**Data entries:**
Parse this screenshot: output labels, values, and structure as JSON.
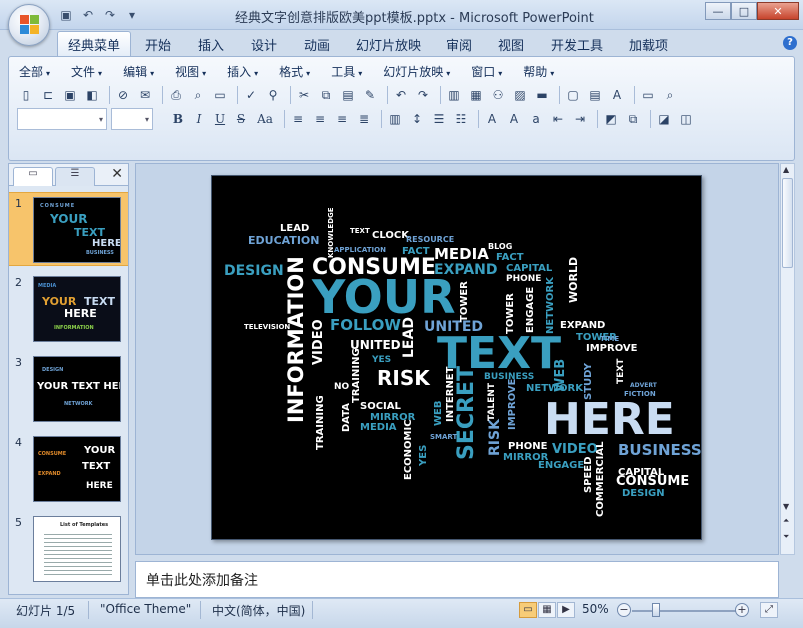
{
  "window": {
    "title": "经典文字创意排版欧美ppt模板.pptx - Microsoft PowerPoint",
    "buttons": {
      "minimize": "—",
      "maximize": "□",
      "close": "✕"
    }
  },
  "tabs": [
    "经典菜单",
    "开始",
    "插入",
    "设计",
    "动画",
    "幻灯片放映",
    "审阅",
    "视图",
    "开发工具",
    "加载项"
  ],
  "menus": [
    "全部",
    "文件",
    "编辑",
    "视图",
    "插入",
    "格式",
    "工具",
    "幻灯片放映",
    "窗口",
    "帮助"
  ],
  "format": {
    "bold": "B",
    "italic": "I",
    "underline": "U",
    "strike": "S",
    "case": "Aa"
  },
  "panel": {
    "slide_numbers": [
      "1",
      "2",
      "3",
      "4",
      "5"
    ],
    "close": "✕"
  },
  "thumb_texts": {
    "t1_your": "YOUR",
    "t1_text": "TEXT",
    "t1_here": "HERE",
    "t2_your": "YOUR",
    "t2_text": "TEXT",
    "t2_here": "HERE",
    "t3_line": "YOUR TEXT HERE",
    "t4_your": "YOUR",
    "t4_text": "TEXT",
    "t4_here": "HERE",
    "t5_title": "List of Templates"
  },
  "slide_words": {
    "your": "YOUR",
    "text": "TEXT",
    "here": "HERE",
    "information": "INFORMATION",
    "consume": "CONSUME",
    "consume2": "CONSUME",
    "media": "MEDIA",
    "expand": "EXPAND",
    "design": "DESIGN",
    "design2": "DESIGN",
    "follow": "FOLLOW",
    "united": "UNITED",
    "united2": "UNITED",
    "risk": "RISK",
    "secret": "SECRET",
    "business": "BUSINESS",
    "business2": "BUSINESS",
    "video": "VIDEO",
    "video2": "VIDEO",
    "capital": "CAPITAL",
    "capital2": "CAPITAL",
    "education": "EDUCATION",
    "lead": "LEAD",
    "lead2": "LEAD",
    "clock": "CLOCK",
    "resource": "RESOURCE",
    "blog": "BLOG",
    "fact": "FACT",
    "fact2": "FACT",
    "phone": "PHONE",
    "phone2": "PHONE",
    "world": "WORLD",
    "network": "NETWORK",
    "network2": "NETWORK",
    "tower": "TOWER",
    "tower2": "TOWER",
    "improve": "IMPROVE",
    "expand2": "EXPAND",
    "training": "TRAINING",
    "training2": "TRAINING",
    "social": "SOCIAL",
    "mirror": "MIRROR",
    "mirror2": "MIRROR",
    "media2": "MEDIA",
    "engage": "ENGAGE",
    "engage2": "ENGAGE",
    "economic": "ECONOMIC",
    "commercial": "COMMERCIAL",
    "speed": "SPEED",
    "television": "TELEVISION",
    "web": "WEB",
    "yes": "YES",
    "no": "NO",
    "data": "DATA",
    "internet": "INTERNET",
    "study": "STUDY",
    "fiction": "FICTION",
    "talent": "TALENT",
    "smart": "SMART",
    "advert": "ADVERT",
    "time": "TIME",
    "application": "APPLICATION",
    "knowledge": "KNOWLEDGE",
    "text_small": "TEXT",
    "risk2": "RISK",
    "improve2": "IMPROVE"
  },
  "notes": {
    "placeholder": "单击此处添加备注"
  },
  "status": {
    "slide": "幻灯片 1/5",
    "theme": "\"Office Theme\"",
    "language": "中文(简体，中国)",
    "zoom": "50%",
    "zoom_out": "−",
    "zoom_in": "+"
  },
  "colors": {
    "accent_teal": "#3a9fc0",
    "light_blue": "#c9dcf2",
    "white": "#ffffff",
    "mid_blue": "#6fa3d6"
  }
}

**Exercise aim:** Take the listing and print it again exactly, but without any pictures.

**Result of this exercise:**
Parse this screenshot: output labels, values, and structure as JSON.
{
  "window": {
    "title": "经典文字创意排版欧美ppt模板.pptx - Microsoft PowerPoint",
    "buttons": {
      "minimize": "—",
      "maximize": "□",
      "close": "✕"
    }
  },
  "tabs": [
    "经典菜单",
    "开始",
    "插入",
    "设计",
    "动画",
    "幻灯片放映",
    "审阅",
    "视图",
    "开发工具",
    "加载项"
  ],
  "menus": [
    "全部",
    "文件",
    "编辑",
    "视图",
    "插入",
    "格式",
    "工具",
    "幻灯片放映",
    "窗口",
    "帮助"
  ],
  "format": {
    "bold": "B",
    "italic": "I",
    "underline": "U",
    "strike": "S",
    "case": "Aa"
  },
  "panel": {
    "slide_numbers": [
      "1",
      "2",
      "3",
      "4",
      "5"
    ],
    "close": "✕"
  },
  "thumb_texts": {
    "t1_your": "YOUR",
    "t1_text": "TEXT",
    "t1_here": "HERE",
    "t2_your": "YOUR",
    "t2_text": "TEXT",
    "t2_here": "HERE",
    "t3_line": "YOUR TEXT HERE",
    "t4_your": "YOUR",
    "t4_text": "TEXT",
    "t4_here": "HERE",
    "t5_title": "List of Templates"
  },
  "slide_words": {
    "your": "YOUR",
    "text": "TEXT",
    "here": "HERE",
    "information": "INFORMATION",
    "consume": "CONSUME",
    "consume2": "CONSUME",
    "media": "MEDIA",
    "expand": "EXPAND",
    "design": "DESIGN",
    "design2": "DESIGN",
    "follow": "FOLLOW",
    "united": "UNITED",
    "united2": "UNITED",
    "risk": "RISK",
    "secret": "SECRET",
    "business": "BUSINESS",
    "business2": "BUSINESS",
    "video": "VIDEO",
    "video2": "VIDEO",
    "capital": "CAPITAL",
    "capital2": "CAPITAL",
    "education": "EDUCATION",
    "lead": "LEAD",
    "lead2": "LEAD",
    "clock": "CLOCK",
    "resource": "RESOURCE",
    "blog": "BLOG",
    "fact": "FACT",
    "fact2": "FACT",
    "phone": "PHONE",
    "phone2": "PHONE",
    "world": "WORLD",
    "network": "NETWORK",
    "network2": "NETWORK",
    "tower": "TOWER",
    "tower2": "TOWER",
    "improve": "IMPROVE",
    "expand2": "EXPAND",
    "training": "TRAINING",
    "training2": "TRAINING",
    "social": "SOCIAL",
    "mirror": "MIRROR",
    "mirror2": "MIRROR",
    "media2": "MEDIA",
    "engage": "ENGAGE",
    "engage2": "ENGAGE",
    "economic": "ECONOMIC",
    "commercial": "COMMERCIAL",
    "speed": "SPEED",
    "television": "TELEVISION",
    "web": "WEB",
    "yes": "YES",
    "no": "NO",
    "data": "DATA",
    "internet": "INTERNET",
    "study": "STUDY",
    "fiction": "FICTION",
    "talent": "TALENT",
    "smart": "SMART",
    "advert": "ADVERT",
    "time": "TIME",
    "application": "APPLICATION",
    "knowledge": "KNOWLEDGE",
    "text_small": "TEXT",
    "risk2": "RISK",
    "improve2": "IMPROVE"
  },
  "notes": {
    "placeholder": "单击此处添加备注"
  },
  "status": {
    "slide": "幻灯片 1/5",
    "theme": "\"Office Theme\"",
    "language": "中文(简体，中国)",
    "zoom": "50%",
    "zoom_out": "−",
    "zoom_in": "+"
  },
  "colors": {
    "accent_teal": "#3a9fc0",
    "light_blue": "#c9dcf2",
    "white": "#ffffff",
    "mid_blue": "#6fa3d6"
  }
}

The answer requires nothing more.